Copy each line that contains the word "JSON".

◆ **GIVEN DATA**:
- - - - -
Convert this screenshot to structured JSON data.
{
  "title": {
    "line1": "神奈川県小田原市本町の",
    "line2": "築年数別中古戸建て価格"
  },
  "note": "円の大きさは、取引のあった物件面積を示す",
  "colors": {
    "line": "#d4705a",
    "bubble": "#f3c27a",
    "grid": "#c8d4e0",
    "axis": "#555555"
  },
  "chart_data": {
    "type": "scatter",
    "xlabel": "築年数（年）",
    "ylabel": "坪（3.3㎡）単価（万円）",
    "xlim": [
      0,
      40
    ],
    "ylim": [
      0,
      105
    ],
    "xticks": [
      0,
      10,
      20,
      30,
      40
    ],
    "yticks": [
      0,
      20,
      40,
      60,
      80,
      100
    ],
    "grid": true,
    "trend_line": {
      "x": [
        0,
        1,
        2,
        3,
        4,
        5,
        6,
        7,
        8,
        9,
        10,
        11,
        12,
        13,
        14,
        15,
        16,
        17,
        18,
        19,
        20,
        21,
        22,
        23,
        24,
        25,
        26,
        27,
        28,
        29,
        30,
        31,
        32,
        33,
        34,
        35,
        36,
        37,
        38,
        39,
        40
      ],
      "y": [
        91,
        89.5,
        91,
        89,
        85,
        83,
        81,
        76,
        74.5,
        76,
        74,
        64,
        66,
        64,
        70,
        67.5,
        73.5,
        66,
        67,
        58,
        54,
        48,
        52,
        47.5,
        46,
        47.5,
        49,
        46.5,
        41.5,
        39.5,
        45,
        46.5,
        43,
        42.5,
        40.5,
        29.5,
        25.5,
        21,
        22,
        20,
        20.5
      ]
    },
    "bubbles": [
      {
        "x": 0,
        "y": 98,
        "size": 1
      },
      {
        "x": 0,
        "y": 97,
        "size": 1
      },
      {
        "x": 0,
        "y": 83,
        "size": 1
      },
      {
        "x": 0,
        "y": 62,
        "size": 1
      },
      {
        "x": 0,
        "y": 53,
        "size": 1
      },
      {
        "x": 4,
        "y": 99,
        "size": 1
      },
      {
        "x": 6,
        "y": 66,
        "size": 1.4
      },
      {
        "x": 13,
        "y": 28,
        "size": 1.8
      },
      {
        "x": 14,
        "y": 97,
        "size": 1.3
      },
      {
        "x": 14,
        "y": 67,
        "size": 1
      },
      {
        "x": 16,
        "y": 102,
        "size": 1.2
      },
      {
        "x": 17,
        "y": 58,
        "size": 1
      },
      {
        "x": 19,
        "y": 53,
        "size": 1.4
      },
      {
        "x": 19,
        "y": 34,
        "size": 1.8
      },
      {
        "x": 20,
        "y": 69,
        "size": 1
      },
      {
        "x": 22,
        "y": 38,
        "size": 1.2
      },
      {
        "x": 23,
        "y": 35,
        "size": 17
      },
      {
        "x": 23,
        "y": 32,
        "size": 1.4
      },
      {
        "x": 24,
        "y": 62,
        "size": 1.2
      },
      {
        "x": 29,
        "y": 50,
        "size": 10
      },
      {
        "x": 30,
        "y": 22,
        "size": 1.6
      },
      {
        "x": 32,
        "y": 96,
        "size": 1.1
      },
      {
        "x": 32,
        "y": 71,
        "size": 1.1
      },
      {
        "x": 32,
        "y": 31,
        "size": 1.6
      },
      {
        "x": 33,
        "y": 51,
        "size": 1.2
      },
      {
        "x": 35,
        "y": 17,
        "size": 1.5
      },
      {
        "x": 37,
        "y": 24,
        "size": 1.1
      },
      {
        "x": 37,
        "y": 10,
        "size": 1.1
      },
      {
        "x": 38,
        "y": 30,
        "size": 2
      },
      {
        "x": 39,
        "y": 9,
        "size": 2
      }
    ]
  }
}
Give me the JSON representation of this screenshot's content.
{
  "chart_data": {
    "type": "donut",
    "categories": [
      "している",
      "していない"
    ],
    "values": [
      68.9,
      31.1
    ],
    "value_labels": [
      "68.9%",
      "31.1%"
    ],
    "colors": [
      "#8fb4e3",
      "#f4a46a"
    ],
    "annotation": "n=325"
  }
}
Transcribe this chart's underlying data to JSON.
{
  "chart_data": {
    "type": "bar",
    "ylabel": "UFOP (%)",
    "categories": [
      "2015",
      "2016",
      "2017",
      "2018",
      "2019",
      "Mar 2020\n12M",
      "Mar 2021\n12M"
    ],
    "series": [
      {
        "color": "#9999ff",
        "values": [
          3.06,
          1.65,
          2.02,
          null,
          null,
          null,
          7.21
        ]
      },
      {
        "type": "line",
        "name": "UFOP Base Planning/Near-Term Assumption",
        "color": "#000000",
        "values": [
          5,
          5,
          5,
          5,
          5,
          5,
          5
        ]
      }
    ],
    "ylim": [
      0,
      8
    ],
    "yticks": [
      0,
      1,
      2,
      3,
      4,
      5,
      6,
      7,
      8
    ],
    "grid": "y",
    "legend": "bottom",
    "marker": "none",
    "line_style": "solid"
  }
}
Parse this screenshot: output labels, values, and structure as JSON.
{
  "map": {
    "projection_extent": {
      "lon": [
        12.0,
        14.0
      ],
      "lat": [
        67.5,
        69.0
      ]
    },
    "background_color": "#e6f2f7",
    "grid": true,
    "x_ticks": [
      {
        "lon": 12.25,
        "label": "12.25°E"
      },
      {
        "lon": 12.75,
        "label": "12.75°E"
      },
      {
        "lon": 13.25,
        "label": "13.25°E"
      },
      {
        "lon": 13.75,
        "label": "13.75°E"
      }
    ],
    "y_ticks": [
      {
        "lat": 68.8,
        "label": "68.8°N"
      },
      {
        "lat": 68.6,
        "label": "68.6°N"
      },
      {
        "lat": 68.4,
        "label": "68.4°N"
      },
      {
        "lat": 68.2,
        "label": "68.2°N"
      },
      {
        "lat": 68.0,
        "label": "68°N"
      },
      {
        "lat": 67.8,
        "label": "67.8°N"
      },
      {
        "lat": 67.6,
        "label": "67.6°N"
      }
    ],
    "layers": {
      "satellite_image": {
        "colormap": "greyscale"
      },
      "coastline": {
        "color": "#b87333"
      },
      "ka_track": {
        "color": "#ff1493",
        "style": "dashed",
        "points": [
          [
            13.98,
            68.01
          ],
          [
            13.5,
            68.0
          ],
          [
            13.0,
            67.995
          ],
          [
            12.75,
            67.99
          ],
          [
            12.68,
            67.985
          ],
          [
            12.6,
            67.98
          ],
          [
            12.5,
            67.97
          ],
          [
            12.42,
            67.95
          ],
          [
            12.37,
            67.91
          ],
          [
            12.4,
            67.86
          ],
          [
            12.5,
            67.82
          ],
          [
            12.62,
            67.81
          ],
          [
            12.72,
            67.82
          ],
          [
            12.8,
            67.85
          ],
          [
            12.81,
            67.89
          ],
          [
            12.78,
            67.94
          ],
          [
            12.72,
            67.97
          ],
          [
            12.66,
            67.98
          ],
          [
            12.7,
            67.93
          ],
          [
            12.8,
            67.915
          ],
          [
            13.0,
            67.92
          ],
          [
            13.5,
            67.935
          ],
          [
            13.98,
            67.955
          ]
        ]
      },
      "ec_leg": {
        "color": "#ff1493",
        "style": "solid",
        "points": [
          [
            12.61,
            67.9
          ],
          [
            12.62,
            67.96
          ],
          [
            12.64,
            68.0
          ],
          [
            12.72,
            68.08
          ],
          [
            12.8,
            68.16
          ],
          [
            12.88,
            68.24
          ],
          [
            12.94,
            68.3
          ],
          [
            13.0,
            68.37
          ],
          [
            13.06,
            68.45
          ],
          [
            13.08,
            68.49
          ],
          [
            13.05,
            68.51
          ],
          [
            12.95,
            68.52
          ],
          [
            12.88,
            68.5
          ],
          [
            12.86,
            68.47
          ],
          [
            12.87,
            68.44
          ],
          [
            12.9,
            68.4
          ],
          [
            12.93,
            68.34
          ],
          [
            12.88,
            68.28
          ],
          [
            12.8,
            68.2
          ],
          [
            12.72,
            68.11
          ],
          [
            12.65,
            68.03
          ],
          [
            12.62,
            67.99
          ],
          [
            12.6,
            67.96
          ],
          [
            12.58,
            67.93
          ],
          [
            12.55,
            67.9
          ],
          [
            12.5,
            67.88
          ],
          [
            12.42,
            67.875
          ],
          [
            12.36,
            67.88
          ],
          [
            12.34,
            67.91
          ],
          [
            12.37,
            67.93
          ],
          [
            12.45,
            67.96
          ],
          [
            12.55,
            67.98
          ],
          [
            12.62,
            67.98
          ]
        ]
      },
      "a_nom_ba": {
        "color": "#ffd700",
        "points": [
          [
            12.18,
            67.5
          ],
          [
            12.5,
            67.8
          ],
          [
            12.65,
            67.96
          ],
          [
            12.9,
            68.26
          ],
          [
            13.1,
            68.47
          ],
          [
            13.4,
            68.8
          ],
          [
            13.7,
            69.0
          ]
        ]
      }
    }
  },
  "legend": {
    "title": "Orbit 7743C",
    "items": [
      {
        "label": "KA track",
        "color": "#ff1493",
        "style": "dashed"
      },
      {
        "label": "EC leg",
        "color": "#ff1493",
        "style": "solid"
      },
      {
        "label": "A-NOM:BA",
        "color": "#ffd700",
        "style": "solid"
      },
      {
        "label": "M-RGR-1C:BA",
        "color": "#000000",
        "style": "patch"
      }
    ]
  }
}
- - - - -
◆ **SOLUTION TO THE EXERCISE**:
Convert this screenshot to structured JSON data.
Give me the JSON representation of this screenshot's content.
Transcribe this chart's underlying data to JSON.
Parse this screenshot: output labels, values, and structure as JSON.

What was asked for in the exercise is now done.